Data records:
---

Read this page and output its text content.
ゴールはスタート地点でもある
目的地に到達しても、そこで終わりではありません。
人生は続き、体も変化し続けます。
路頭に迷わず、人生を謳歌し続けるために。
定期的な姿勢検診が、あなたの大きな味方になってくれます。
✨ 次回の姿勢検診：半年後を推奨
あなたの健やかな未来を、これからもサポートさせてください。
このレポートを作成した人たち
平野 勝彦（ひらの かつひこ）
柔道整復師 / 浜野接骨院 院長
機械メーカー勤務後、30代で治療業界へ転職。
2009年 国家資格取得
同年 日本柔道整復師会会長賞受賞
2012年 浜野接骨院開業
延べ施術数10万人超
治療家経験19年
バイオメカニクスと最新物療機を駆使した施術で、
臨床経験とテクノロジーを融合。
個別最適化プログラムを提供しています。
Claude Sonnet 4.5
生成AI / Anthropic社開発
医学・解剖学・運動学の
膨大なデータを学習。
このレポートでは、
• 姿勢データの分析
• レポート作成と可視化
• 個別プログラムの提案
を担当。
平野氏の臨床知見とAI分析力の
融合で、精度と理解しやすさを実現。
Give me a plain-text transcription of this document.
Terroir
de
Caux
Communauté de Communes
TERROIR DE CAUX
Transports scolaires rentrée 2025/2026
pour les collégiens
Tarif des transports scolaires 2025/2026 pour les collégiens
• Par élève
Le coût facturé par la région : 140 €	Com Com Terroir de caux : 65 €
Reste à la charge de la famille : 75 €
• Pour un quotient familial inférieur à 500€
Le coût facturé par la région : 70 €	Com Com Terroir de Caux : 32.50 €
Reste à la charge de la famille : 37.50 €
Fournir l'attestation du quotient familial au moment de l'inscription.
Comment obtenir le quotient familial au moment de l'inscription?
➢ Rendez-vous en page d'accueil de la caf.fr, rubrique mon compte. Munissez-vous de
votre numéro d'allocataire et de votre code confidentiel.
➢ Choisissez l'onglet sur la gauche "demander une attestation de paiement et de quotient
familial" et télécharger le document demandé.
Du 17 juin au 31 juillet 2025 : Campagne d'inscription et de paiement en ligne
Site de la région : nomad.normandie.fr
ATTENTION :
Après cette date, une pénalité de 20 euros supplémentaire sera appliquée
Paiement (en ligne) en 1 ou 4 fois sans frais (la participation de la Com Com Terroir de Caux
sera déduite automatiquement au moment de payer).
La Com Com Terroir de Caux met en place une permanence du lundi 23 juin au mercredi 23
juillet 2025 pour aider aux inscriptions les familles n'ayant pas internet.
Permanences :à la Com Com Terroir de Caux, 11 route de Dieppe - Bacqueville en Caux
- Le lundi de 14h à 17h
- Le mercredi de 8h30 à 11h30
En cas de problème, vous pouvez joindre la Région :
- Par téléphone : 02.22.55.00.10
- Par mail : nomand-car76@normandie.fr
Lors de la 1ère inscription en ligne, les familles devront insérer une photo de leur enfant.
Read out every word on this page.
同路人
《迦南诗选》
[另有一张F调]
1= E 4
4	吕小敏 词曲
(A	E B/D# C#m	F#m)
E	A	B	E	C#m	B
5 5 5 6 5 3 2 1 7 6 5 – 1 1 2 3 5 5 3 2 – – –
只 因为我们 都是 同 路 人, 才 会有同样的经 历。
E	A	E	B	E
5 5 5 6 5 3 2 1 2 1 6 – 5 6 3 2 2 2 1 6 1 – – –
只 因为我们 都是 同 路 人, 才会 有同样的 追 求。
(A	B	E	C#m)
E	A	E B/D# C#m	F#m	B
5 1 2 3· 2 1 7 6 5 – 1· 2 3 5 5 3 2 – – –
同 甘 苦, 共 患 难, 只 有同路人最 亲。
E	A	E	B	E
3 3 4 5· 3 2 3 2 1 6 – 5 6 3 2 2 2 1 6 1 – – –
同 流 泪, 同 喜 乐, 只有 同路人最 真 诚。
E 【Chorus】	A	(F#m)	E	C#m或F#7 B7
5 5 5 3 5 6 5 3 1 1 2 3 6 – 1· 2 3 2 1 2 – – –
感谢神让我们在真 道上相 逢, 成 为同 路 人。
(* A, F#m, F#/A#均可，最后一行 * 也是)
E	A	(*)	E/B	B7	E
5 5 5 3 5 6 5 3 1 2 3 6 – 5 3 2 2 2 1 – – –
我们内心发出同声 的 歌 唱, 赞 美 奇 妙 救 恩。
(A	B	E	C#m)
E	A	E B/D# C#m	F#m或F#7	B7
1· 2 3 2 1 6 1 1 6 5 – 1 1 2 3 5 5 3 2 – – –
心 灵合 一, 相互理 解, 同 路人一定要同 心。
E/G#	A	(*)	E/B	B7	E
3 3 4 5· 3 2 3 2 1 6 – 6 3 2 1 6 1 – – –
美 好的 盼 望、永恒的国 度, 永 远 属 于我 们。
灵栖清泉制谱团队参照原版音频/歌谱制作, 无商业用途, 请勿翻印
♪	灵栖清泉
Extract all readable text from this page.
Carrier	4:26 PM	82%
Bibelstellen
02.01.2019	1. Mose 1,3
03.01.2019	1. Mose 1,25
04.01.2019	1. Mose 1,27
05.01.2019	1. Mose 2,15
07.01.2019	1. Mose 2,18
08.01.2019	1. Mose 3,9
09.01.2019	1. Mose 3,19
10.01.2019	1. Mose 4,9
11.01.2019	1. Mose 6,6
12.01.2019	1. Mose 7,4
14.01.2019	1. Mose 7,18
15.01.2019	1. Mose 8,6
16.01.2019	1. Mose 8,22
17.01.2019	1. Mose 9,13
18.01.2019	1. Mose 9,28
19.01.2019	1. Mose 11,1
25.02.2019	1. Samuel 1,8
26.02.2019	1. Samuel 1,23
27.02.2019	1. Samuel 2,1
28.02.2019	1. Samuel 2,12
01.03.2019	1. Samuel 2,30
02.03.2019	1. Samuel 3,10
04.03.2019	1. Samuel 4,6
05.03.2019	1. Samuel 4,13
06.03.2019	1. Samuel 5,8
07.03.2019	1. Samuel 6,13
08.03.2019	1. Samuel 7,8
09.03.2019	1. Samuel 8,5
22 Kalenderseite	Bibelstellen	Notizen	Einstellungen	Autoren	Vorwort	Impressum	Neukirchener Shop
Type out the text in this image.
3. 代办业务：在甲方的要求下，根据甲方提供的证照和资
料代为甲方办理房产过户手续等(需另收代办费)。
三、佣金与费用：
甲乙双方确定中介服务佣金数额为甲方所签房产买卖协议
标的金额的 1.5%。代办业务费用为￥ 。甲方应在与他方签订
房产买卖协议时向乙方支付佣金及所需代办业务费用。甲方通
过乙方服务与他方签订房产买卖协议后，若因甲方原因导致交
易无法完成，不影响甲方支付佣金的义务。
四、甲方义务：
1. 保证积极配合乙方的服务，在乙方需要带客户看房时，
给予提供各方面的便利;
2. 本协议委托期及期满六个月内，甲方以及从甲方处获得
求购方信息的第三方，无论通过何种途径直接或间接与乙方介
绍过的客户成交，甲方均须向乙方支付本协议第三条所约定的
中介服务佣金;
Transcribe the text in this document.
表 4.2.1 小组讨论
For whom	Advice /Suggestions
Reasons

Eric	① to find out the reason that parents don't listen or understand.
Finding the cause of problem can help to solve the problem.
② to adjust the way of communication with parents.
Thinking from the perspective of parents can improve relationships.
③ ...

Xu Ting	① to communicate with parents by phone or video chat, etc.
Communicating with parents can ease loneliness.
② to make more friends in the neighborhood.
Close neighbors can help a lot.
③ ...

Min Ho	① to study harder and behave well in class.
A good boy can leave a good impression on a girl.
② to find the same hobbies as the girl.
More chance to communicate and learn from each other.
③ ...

---

Problem to work on: Write the whole listing out again. Keep every line exactly as it is.

Task result:
Read this page and output its text content.
ゴールはスタート地点でもある
目的地に到達しても、そこで終わりではありません。
人生は続き、体も変化し続けます。
路頭に迷わず、人生を謳歌し続けるために。
定期的な姿勢検診が、あなたの大きな味方になってくれます。
✨ 次回の姿勢検診：半年後を推奨
あなたの健やかな未来を、これからもサポートさせてください。
このレポートを作成した人たち
平野 勝彦（ひらの かつひこ）
柔道整復師 / 浜野接骨院 院長
機械メーカー勤務後、30代で治療業界へ転職。
2009年 国家資格取得
同年 日本柔道整復師会会長賞受賞
2012年 浜野接骨院開業
延べ施術数10万人超
治療家経験19年
バイオメカニクスと最新物療機を駆使した施術で、
臨床経験とテクノロジーを融合。
個別最適化プログラムを提供しています。
Claude Sonnet 4.5
生成AI / Anthropic社開発
医学・解剖学・運動学の
膨大なデータを学習。
このレポートでは、
• 姿勢データの分析
• レポート作成と可視化
• 個別プログラムの提案
を担当。
平野氏の臨床知見とAI分析力の
融合で、精度と理解しやすさを実現。
Give me a plain-text transcription of this document.
Terroir
de
Caux
Communauté de Communes
TERROIR DE CAUX
Transports scolaires rentrée 2025/2026
pour les collégiens
Tarif des transports scolaires 2025/2026 pour les collégiens
• Par élève
Le coût facturé par la région : 140 €	Com Com Terroir de caux : 65 €
Reste à la charge de la famille : 75 €
• Pour un quotient familial inférieur à 500€
Le coût facturé par la région : 70 €	Com Com Terroir de Caux : 32.50 €
Reste à la charge de la famille : 37.50 €
Fournir l'attestation du quotient familial au moment de l'inscription.
Comment obtenir le quotient familial au moment de l'inscription?
➢ Rendez-vous en page d'accueil de la caf.fr, rubrique mon compte. Munissez-vous de
votre numéro d'allocataire et de votre code confidentiel.
➢ Choisissez l'onglet sur la gauche "demander une attestation de paiement et de quotient
familial" et télécharger le document demandé.
Du 17 juin au 31 juillet 2025 : Campagne d'inscription et de paiement en ligne
Site de la région : nomad.normandie.fr
ATTENTION :
Après cette date, une pénalité de 20 euros supplémentaire sera appliquée
Paiement (en ligne) en 1 ou 4 fois sans frais (la participation de la Com Com Terroir de Caux
sera déduite automatiquement au moment de payer).
La Com Com Terroir de Caux met en place une permanence du lundi 23 juin au mercredi 23
juillet 2025 pour aider aux inscriptions les familles n'ayant pas internet.
Permanences :à la Com Com Terroir de Caux, 11 route de Dieppe - Bacqueville en Caux
- Le lundi de 14h à 17h
- Le mercredi de 8h30 à 11h30
En cas de problème, vous pouvez joindre la Région :
- Par téléphone : 02.22.55.00.10
- Par mail : nomand-car76@normandie.fr
Lors de la 1ère inscription en ligne, les familles devront insérer une photo de leur enfant.
Read out every word on this page.
同路人
《迦南诗选》
[另有一张F调]
1= E 4
4	吕小敏 词曲
(A	E B/D# C#m	F#m)
E	A	B	E	C#m	B
5 5 5 6 5 3 2 1 7 6 5 – 1 1 2 3 5 5 3 2 – – –
只 因为我们 都是 同 路 人, 才 会有同样的经 历。
E	A	E	B	E
5 5 5 6 5 3 2 1 2 1 6 – 5 6 3 2 2 2 1 6 1 – – –
只 因为我们 都是 同 路 人, 才会 有同样的 追 求。
(A	B	E	C#m)
E	A	E B/D# C#m	F#m	B
5 1 2 3· 2 1 7 6 5 – 1· 2 3 5 5 3 2 – – –
同 甘 苦, 共 患 难, 只 有同路人最 亲。
E	A	E	B	E
3 3 4 5· 3 2 3 2 1 6 – 5 6 3 2 2 2 1 6 1 – – –
同 流 泪, 同 喜 乐, 只有 同路人最 真 诚。
E 【Chorus】	A	(F#m)	E	C#m或F#7 B7
5 5 5 3 5 6 5 3 1 1 2 3 6 – 1· 2 3 2 1 2 – – –
感谢神让我们在真 道上相 逢, 成 为同 路 人。
(* A, F#m, F#/A#均可，最后一行 * 也是)
E	A	(*)	E/B	B7	E
5 5 5 3 5 6 5 3 1 2 3 6 – 5 3 2 2 2 1 – – –
我们内心发出同声 的 歌 唱, 赞 美 奇 妙 救 恩。
(A	B	E	C#m)
E	A	E B/D# C#m	F#m或F#7	B7
1· 2 3 2 1 6 1 1 6 5 – 1 1 2 3 5 5 3 2 – – –
心 灵合 一, 相互理 解, 同 路人一定要同 心。
E/G#	A	(*)	E/B	B7	E
3 3 4 5· 3 2 3 2 1 6 – 6 3 2 1 6 1 – – –
美 好的 盼 望、永恒的国 度, 永 远 属 于我 们。
灵栖清泉制谱团队参照原版音频/歌谱制作, 无商业用途, 请勿翻印
♪	灵栖清泉
Extract all readable text from this page.
Carrier	4:26 PM	82%
Bibelstellen
02.01.2019	1. Mose 1,3
03.01.2019	1. Mose 1,25
04.01.2019	1. Mose 1,27
05.01.2019	1. Mose 2,15
07.01.2019	1. Mose 2,18
08.01.2019	1. Mose 3,9
09.01.2019	1. Mose 3,19
10.01.2019	1. Mose 4,9
11.01.2019	1. Mose 6,6
12.01.2019	1. Mose 7,4
14.01.2019	1. Mose 7,18
15.01.2019	1. Mose 8,6
16.01.2019	1. Mose 8,22
17.01.2019	1. Mose 9,13
18.01.2019	1. Mose 9,28
19.01.2019	1. Mose 11,1
25.02.2019	1. Samuel 1,8
26.02.2019	1. Samuel 1,23
27.02.2019	1. Samuel 2,1
28.02.2019	1. Samuel 2,12
01.03.2019	1. Samuel 2,30
02.03.2019	1. Samuel 3,10
04.03.2019	1. Samuel 4,6
05.03.2019	1. Samuel 4,13
06.03.2019	1. Samuel 5,8
07.03.2019	1. Samuel 6,13
08.03.2019	1. Samuel 7,8
09.03.2019	1. Samuel 8,5
22 Kalenderseite	Bibelstellen	Notizen	Einstellungen	Autoren	Vorwort	Impressum	Neukirchener Shop
Type out the text in this image.
3. 代办业务：在甲方的要求下，根据甲方提供的证照和资
料代为甲方办理房产过户手续等(需另收代办费)。
三、佣金与费用：
甲乙双方确定中介服务佣金数额为甲方所签房产买卖协议
标的金额的 1.5%。代办业务费用为￥ 。甲方应在与他方签订
房产买卖协议时向乙方支付佣金及所需代办业务费用。甲方通
过乙方服务与他方签订房产买卖协议后，若因甲方原因导致交
易无法完成，不影响甲方支付佣金的义务。
四、甲方义务：
1. 保证积极配合乙方的服务，在乙方需要带客户看房时，
给予提供各方面的便利;
2. 本协议委托期及期满六个月内，甲方以及从甲方处获得
求购方信息的第三方，无论通过何种途径直接或间接与乙方介
绍过的客户成交，甲方均须向乙方支付本协议第三条所约定的
中介服务佣金;
Transcribe the text in this document.
表 4.2.1 小组讨论
For whom	Advice /Suggestions
Reasons

Eric	① to find out the reason that parents don't listen or understand.
Finding the cause of problem can help to solve the problem.
② to adjust the way of communication with parents.
Thinking from the perspective of parents can improve relationships.
③ ...

Xu Ting	① to communicate with parents by phone or video chat, etc.
Communicating with parents can ease loneliness.
② to make more friends in the neighborhood.
Close neighbors can help a lot.
③ ...

Min Ho	① to study harder and behave well in class.
A good boy can leave a good impression on a girl.
② to find the same hobbies as the girl.
More chance to communicate and learn from each other.
③ ...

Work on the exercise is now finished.